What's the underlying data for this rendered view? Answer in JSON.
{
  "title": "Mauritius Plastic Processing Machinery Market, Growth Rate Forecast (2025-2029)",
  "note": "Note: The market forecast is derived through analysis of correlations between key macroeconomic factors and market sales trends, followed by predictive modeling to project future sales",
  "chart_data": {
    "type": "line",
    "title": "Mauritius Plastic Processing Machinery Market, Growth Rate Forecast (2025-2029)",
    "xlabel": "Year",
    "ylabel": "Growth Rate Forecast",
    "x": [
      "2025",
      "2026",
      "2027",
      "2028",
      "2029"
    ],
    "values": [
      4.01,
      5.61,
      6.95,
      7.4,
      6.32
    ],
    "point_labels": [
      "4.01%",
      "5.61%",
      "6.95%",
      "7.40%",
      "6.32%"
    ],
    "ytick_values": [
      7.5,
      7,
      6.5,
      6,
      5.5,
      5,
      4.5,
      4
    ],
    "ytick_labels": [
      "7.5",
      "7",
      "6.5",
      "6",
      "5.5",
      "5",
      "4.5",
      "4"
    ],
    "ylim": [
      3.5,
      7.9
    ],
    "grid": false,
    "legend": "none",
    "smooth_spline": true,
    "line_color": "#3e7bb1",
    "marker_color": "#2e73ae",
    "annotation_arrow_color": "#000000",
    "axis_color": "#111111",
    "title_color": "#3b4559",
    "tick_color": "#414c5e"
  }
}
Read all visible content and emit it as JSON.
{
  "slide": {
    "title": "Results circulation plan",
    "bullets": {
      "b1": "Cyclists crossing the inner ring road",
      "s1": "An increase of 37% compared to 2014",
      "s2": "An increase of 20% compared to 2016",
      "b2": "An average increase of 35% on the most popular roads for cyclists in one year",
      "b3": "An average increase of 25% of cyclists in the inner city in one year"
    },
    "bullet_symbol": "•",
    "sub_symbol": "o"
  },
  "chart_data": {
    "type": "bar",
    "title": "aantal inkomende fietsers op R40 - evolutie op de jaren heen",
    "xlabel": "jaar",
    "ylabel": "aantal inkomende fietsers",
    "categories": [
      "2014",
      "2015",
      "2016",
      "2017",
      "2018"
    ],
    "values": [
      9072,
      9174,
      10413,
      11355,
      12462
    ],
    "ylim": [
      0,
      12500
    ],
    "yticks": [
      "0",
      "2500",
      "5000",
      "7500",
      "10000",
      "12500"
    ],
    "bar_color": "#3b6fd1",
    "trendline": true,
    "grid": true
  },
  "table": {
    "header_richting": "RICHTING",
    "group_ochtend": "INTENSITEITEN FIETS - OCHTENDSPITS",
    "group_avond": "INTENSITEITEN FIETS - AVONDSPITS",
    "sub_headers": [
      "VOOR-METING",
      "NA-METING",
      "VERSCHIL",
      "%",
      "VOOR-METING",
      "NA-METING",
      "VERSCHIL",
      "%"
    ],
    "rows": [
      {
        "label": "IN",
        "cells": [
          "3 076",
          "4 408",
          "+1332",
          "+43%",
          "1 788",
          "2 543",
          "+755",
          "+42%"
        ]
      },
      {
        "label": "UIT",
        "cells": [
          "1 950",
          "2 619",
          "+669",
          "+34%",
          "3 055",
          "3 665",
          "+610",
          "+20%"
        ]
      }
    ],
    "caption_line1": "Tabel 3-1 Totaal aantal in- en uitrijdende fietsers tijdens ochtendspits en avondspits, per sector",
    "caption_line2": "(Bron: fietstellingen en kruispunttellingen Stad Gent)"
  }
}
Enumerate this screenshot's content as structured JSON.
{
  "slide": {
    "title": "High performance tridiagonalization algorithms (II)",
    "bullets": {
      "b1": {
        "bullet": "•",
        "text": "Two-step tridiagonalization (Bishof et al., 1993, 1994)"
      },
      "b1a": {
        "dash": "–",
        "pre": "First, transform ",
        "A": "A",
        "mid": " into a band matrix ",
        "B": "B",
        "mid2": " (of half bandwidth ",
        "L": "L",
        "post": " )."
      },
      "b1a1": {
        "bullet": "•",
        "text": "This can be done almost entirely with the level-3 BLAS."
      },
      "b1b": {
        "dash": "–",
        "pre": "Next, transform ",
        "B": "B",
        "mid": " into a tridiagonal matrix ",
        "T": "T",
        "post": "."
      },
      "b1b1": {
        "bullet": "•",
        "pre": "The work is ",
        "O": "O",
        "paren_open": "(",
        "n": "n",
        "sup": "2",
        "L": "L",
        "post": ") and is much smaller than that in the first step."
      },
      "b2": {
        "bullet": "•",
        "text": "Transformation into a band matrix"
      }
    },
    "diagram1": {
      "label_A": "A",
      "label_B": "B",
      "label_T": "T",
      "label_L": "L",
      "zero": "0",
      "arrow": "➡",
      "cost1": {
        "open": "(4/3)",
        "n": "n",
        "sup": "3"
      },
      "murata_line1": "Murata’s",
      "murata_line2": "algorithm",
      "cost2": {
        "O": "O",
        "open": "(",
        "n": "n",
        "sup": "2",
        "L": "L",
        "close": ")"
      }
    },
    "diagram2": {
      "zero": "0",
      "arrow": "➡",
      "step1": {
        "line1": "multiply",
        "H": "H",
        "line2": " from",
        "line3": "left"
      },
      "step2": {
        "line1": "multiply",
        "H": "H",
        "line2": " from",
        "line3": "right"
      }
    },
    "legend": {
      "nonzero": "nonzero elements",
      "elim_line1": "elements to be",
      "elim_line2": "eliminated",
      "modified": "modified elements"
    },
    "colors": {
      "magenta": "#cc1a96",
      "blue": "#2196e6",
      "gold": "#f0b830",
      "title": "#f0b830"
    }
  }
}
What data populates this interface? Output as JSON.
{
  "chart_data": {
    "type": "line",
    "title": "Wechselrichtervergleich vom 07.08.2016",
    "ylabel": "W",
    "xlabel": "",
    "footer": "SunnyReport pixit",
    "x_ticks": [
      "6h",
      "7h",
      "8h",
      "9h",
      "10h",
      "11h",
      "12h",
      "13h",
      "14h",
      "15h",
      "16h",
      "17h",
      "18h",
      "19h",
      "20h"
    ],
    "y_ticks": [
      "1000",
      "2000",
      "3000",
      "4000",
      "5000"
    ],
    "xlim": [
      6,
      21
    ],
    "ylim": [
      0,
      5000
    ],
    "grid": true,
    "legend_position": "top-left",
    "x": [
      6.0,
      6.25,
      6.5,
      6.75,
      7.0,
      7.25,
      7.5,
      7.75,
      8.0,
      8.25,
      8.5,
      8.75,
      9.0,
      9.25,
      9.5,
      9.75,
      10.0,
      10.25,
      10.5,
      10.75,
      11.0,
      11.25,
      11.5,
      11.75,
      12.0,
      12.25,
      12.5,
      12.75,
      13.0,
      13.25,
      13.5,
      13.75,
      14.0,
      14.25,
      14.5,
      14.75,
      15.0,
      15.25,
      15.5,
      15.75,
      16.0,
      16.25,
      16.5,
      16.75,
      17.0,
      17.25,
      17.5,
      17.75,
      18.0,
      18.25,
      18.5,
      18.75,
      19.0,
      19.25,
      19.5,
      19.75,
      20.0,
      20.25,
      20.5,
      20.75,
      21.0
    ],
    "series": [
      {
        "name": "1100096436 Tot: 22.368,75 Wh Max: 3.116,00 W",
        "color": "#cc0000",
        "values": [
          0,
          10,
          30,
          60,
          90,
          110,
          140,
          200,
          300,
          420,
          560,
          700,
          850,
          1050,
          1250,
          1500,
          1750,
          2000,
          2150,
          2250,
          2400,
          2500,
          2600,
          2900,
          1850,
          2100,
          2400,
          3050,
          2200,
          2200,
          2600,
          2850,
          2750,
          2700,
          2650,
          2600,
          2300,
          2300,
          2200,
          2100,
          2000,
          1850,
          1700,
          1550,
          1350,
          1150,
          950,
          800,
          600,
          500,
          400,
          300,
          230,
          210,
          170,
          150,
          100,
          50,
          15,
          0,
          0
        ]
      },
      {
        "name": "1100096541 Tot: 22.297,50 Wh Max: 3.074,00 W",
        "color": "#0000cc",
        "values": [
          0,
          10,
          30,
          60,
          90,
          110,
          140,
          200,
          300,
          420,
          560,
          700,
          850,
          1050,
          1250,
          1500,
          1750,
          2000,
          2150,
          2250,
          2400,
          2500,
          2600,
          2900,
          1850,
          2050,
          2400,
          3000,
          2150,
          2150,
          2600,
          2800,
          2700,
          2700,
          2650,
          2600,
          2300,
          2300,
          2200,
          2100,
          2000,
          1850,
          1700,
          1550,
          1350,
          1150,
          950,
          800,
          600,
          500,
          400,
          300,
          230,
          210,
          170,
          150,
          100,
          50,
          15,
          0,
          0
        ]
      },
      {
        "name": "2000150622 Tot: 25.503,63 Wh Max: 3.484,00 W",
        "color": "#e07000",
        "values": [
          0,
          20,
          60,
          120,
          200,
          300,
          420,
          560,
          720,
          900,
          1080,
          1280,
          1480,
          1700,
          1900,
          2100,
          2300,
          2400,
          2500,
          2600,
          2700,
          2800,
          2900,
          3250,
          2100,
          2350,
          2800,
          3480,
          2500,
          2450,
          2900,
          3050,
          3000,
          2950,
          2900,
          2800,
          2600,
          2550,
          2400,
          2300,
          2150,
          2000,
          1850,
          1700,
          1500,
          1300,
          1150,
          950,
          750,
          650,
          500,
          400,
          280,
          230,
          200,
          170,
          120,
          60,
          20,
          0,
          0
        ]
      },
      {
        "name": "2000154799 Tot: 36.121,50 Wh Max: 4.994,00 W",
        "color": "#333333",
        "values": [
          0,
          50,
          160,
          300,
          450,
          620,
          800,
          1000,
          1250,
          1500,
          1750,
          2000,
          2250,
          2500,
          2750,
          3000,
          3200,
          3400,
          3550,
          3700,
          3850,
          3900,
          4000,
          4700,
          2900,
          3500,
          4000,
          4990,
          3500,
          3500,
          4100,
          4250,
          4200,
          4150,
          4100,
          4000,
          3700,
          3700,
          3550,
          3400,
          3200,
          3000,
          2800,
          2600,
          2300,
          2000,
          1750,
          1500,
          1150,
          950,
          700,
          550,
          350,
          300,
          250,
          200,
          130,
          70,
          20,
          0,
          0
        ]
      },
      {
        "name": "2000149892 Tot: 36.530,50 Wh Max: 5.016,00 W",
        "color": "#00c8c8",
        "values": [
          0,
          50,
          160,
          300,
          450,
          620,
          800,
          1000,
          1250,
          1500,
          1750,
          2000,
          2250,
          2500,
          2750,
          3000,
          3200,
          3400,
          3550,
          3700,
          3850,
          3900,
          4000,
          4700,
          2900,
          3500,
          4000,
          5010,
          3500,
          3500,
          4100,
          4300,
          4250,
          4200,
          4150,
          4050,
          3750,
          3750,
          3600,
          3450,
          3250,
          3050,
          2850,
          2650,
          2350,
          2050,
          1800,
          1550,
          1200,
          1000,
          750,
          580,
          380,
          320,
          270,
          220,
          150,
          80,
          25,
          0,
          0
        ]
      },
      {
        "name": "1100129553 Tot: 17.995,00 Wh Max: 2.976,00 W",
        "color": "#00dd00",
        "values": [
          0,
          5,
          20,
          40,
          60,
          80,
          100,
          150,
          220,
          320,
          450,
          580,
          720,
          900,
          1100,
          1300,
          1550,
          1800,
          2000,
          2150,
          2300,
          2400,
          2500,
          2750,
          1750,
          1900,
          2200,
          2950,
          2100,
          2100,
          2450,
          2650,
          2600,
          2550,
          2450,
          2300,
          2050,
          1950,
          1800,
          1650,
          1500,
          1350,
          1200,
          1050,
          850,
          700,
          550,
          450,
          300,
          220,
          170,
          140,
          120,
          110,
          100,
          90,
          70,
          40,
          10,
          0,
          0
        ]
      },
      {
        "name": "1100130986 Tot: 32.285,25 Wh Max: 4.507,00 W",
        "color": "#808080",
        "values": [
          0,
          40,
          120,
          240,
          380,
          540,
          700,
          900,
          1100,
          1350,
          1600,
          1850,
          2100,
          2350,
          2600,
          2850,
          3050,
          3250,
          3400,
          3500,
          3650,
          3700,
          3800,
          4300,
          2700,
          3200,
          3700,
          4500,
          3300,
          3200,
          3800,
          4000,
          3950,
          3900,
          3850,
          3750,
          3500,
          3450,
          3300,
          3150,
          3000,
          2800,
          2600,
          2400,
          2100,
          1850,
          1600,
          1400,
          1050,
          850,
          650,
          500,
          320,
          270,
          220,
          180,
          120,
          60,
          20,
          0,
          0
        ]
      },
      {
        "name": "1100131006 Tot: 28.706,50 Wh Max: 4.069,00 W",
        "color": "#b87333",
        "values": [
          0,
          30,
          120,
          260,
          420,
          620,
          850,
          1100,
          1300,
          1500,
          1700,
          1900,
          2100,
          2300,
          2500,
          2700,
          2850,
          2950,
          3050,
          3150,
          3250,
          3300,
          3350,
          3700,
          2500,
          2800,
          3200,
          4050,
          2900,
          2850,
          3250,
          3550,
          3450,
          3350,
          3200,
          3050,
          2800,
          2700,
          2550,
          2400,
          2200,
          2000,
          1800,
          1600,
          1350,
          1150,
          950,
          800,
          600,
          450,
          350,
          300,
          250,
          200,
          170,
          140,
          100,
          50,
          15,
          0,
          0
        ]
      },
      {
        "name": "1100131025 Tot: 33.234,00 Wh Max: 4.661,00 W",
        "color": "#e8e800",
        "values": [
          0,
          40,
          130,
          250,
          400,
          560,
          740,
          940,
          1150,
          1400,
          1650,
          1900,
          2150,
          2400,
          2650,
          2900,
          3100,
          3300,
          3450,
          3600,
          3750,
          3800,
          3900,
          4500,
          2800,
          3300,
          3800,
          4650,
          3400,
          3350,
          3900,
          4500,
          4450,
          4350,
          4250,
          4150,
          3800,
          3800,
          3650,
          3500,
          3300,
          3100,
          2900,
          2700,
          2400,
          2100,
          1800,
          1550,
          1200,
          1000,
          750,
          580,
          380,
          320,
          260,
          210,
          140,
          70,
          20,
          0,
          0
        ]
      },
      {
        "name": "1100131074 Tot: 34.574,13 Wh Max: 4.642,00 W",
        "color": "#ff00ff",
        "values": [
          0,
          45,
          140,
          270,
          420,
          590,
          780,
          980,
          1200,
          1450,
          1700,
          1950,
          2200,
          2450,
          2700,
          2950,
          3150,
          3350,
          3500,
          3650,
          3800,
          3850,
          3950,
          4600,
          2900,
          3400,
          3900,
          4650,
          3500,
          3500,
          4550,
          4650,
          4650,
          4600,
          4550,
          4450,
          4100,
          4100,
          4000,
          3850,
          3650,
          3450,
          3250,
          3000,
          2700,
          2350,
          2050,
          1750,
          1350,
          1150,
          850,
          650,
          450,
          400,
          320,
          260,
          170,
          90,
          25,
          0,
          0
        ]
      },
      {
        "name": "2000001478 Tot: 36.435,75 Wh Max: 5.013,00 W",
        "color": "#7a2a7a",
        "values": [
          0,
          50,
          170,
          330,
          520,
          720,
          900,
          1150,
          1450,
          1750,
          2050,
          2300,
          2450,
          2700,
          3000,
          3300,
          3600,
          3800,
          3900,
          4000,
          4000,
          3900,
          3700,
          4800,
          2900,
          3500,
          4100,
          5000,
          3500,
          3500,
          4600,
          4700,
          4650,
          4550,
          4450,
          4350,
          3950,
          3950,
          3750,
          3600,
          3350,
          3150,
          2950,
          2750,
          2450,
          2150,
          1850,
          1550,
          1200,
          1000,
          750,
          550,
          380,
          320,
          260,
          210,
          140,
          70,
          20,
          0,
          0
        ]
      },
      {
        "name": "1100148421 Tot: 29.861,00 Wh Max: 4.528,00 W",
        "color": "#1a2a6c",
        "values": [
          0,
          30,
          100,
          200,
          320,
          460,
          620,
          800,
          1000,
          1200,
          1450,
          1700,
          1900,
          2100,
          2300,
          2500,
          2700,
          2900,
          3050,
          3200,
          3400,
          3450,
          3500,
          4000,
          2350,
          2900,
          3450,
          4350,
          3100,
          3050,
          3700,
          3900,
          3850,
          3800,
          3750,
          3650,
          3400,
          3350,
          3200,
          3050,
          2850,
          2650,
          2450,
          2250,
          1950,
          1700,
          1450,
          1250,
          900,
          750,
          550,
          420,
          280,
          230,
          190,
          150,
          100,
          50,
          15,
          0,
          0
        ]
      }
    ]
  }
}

[Exercise directions]:
Every line in the data above that contains "into" needs to be copied.

[Task answer]:
        "mid": " into a band matrix ",
        "mid": " into a tridiagonal matrix ",
        "text": "Transformation into a band matrix"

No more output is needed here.